-- Begin DATA SUPPLIED --

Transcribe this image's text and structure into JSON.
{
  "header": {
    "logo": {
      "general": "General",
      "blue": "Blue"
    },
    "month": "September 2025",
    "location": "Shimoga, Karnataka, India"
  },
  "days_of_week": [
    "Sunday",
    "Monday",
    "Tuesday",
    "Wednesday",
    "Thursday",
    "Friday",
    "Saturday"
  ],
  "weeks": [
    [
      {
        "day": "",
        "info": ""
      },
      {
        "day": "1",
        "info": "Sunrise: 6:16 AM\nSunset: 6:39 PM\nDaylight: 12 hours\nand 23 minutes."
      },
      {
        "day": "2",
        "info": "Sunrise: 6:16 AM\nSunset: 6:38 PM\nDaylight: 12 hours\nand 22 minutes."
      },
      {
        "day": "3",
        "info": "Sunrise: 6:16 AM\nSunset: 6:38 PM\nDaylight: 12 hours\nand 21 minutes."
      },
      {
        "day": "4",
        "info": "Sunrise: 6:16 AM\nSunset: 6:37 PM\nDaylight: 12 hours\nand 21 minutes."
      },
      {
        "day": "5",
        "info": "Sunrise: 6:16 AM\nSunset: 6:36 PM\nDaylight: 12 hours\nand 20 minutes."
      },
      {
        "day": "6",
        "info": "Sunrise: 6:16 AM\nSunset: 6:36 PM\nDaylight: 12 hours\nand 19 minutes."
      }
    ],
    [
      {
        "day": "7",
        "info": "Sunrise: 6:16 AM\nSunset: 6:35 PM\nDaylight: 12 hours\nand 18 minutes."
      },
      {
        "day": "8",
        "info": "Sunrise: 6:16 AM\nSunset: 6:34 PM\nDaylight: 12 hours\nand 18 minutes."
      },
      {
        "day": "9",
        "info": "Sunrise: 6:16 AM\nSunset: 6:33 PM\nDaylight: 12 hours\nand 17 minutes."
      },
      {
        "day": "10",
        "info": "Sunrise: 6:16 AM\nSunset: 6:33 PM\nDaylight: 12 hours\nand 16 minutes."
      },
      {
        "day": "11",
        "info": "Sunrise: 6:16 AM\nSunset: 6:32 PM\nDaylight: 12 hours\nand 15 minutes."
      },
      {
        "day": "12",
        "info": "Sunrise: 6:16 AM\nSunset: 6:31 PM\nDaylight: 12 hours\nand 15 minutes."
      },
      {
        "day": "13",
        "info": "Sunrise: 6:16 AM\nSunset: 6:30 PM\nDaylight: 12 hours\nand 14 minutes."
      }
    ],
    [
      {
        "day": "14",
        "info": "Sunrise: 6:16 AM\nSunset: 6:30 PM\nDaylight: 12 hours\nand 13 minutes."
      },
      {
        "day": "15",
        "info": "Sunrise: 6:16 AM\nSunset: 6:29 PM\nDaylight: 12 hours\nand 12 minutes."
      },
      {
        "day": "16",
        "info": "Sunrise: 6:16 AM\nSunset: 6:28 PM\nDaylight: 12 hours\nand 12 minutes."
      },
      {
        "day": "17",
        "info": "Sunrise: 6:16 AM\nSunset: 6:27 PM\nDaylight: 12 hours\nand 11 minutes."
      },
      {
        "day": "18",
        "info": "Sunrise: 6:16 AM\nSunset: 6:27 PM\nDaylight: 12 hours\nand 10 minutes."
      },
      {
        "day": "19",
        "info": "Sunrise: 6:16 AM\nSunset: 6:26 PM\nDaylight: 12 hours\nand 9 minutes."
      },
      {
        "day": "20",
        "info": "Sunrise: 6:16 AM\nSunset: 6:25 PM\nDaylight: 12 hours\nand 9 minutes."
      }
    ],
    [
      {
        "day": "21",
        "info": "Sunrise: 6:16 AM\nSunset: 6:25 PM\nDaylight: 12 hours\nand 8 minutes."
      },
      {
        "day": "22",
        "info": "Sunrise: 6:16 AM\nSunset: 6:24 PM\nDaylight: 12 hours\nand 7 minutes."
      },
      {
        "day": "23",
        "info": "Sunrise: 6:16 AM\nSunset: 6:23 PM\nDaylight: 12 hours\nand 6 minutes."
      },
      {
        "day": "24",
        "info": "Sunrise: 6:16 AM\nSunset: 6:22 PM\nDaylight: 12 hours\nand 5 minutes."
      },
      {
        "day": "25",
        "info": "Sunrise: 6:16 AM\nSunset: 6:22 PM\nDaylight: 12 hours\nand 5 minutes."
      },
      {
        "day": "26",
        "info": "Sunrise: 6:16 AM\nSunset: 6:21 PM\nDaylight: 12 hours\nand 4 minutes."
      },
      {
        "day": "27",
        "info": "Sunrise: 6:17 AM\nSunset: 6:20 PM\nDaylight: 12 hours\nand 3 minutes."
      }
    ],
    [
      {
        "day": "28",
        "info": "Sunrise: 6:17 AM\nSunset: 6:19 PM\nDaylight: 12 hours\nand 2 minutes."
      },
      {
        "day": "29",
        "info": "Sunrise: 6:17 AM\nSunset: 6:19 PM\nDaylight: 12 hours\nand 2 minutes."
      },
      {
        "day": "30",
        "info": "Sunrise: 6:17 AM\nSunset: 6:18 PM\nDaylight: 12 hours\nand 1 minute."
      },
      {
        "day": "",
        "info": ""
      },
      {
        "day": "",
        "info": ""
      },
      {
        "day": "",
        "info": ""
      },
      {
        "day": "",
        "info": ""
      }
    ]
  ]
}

-- End DATA SUPPLIED --

From the records above, please extract every line and repeat it exactly.

RESULT
Transcribe this image's text and structure into JSON.
{
  "header": {
    "logo": {
      "general": "General",
      "blue": "Blue"
    },
    "month": "September 2025",
    "location": "Shimoga, Karnataka, India"
  },
  "days_of_week": [
    "Sunday",
    "Monday",
    "Tuesday",
    "Wednesday",
    "Thursday",
    "Friday",
    "Saturday"
  ],
  "weeks": [
    [
      {
        "day": "",
        "info": ""
      },
      {
        "day": "1",
        "info": "Sunrise: 6:16 AM\nSunset: 6:39 PM\nDaylight: 12 hours\nand 23 minutes."
      },
      {
        "day": "2",
        "info": "Sunrise: 6:16 AM\nSunset: 6:38 PM\nDaylight: 12 hours\nand 22 minutes."
      },
      {
        "day": "3",
        "info": "Sunrise: 6:16 AM\nSunset: 6:38 PM\nDaylight: 12 hours\nand 21 minutes."
      },
      {
        "day": "4",
        "info": "Sunrise: 6:16 AM\nSunset: 6:37 PM\nDaylight: 12 hours\nand 21 minutes."
      },
      {
        "day": "5",
        "info": "Sunrise: 6:16 AM\nSunset: 6:36 PM\nDaylight: 12 hours\nand 20 minutes."
      },
      {
        "day": "6",
        "info": "Sunrise: 6:16 AM\nSunset: 6:36 PM\nDaylight: 12 hours\nand 19 minutes."
      }
    ],
    [
      {
        "day": "7",
        "info": "Sunrise: 6:16 AM\nSunset: 6:35 PM\nDaylight: 12 hours\nand 18 minutes."
      },
      {
        "day": "8",
        "info": "Sunrise: 6:16 AM\nSunset: 6:34 PM\nDaylight: 12 hours\nand 18 minutes."
      },
      {
        "day": "9",
        "info": "Sunrise: 6:16 AM\nSunset: 6:33 PM\nDaylight: 12 hours\nand 17 minutes."
      },
      {
        "day": "10",
        "info": "Sunrise: 6:16 AM\nSunset: 6:33 PM\nDaylight: 12 hours\nand 16 minutes."
      },
      {
        "day": "11",
        "info": "Sunrise: 6:16 AM\nSunset: 6:32 PM\nDaylight: 12 hours\nand 15 minutes."
      },
      {
        "day": "12",
        "info": "Sunrise: 6:16 AM\nSunset: 6:31 PM\nDaylight: 12 hours\nand 15 minutes."
      },
      {
        "day": "13",
        "info": "Sunrise: 6:16 AM\nSunset: 6:30 PM\nDaylight: 12 hours\nand 14 minutes."
      }
    ],
    [
      {
        "day": "14",
        "info": "Sunrise: 6:16 AM\nSunset: 6:30 PM\nDaylight: 12 hours\nand 13 minutes."
      },
      {
        "day": "15",
        "info": "Sunrise: 6:16 AM\nSunset: 6:29 PM\nDaylight: 12 hours\nand 12 minutes."
      },
      {
        "day": "16",
        "info": "Sunrise: 6:16 AM\nSunset: 6:28 PM\nDaylight: 12 hours\nand 12 minutes."
      },
      {
        "day": "17",
        "info": "Sunrise: 6:16 AM\nSunset: 6:27 PM\nDaylight: 12 hours\nand 11 minutes."
      },
      {
        "day": "18",
        "info": "Sunrise: 6:16 AM\nSunset: 6:27 PM\nDaylight: 12 hours\nand 10 minutes."
      },
      {
        "day": "19",
        "info": "Sunrise: 6:16 AM\nSunset: 6:26 PM\nDaylight: 12 hours\nand 9 minutes."
      },
      {
        "day": "20",
        "info": "Sunrise: 6:16 AM\nSunset: 6:25 PM\nDaylight: 12 hours\nand 9 minutes."
      }
    ],
    [
      {
        "day": "21",
        "info": "Sunrise: 6:16 AM\nSunset: 6:25 PM\nDaylight: 12 hours\nand 8 minutes."
      },
      {
        "day": "22",
        "info": "Sunrise: 6:16 AM\nSunset: 6:24 PM\nDaylight: 12 hours\nand 7 minutes."
      },
      {
        "day": "23",
        "info": "Sunrise: 6:16 AM\nSunset: 6:23 PM\nDaylight: 12 hours\nand 6 minutes."
      },
      {
        "day": "24",
        "info": "Sunrise: 6:16 AM\nSunset: 6:22 PM\nDaylight: 12 hours\nand 5 minutes."
      },
      {
        "day": "25",
        "info": "Sunrise: 6:16 AM\nSunset: 6:22 PM\nDaylight: 12 hours\nand 5 minutes."
      },
      {
        "day": "26",
        "info": "Sunrise: 6:16 AM\nSunset: 6:21 PM\nDaylight: 12 hours\nand 4 minutes."
      },
      {
        "day": "27",
        "info": "Sunrise: 6:17 AM\nSunset: 6:20 PM\nDaylight: 12 hours\nand 3 minutes."
      }
    ],
    [
      {
        "day": "28",
        "info": "Sunrise: 6:17 AM\nSunset: 6:19 PM\nDaylight: 12 hours\nand 2 minutes."
      },
      {
        "day": "29",
        "info": "Sunrise: 6:17 AM\nSunset: 6:19 PM\nDaylight: 12 hours\nand 2 minutes."
      },
      {
        "day": "30",
        "info": "Sunrise: 6:17 AM\nSunset: 6:18 PM\nDaylight: 12 hours\nand 1 minute."
      },
      {
        "day": "",
        "info": ""
      },
      {
        "day": "",
        "info": ""
      },
      {
        "day": "",
        "info": ""
      },
      {
        "day": "",
        "info": ""
      }
    ]
  ]
}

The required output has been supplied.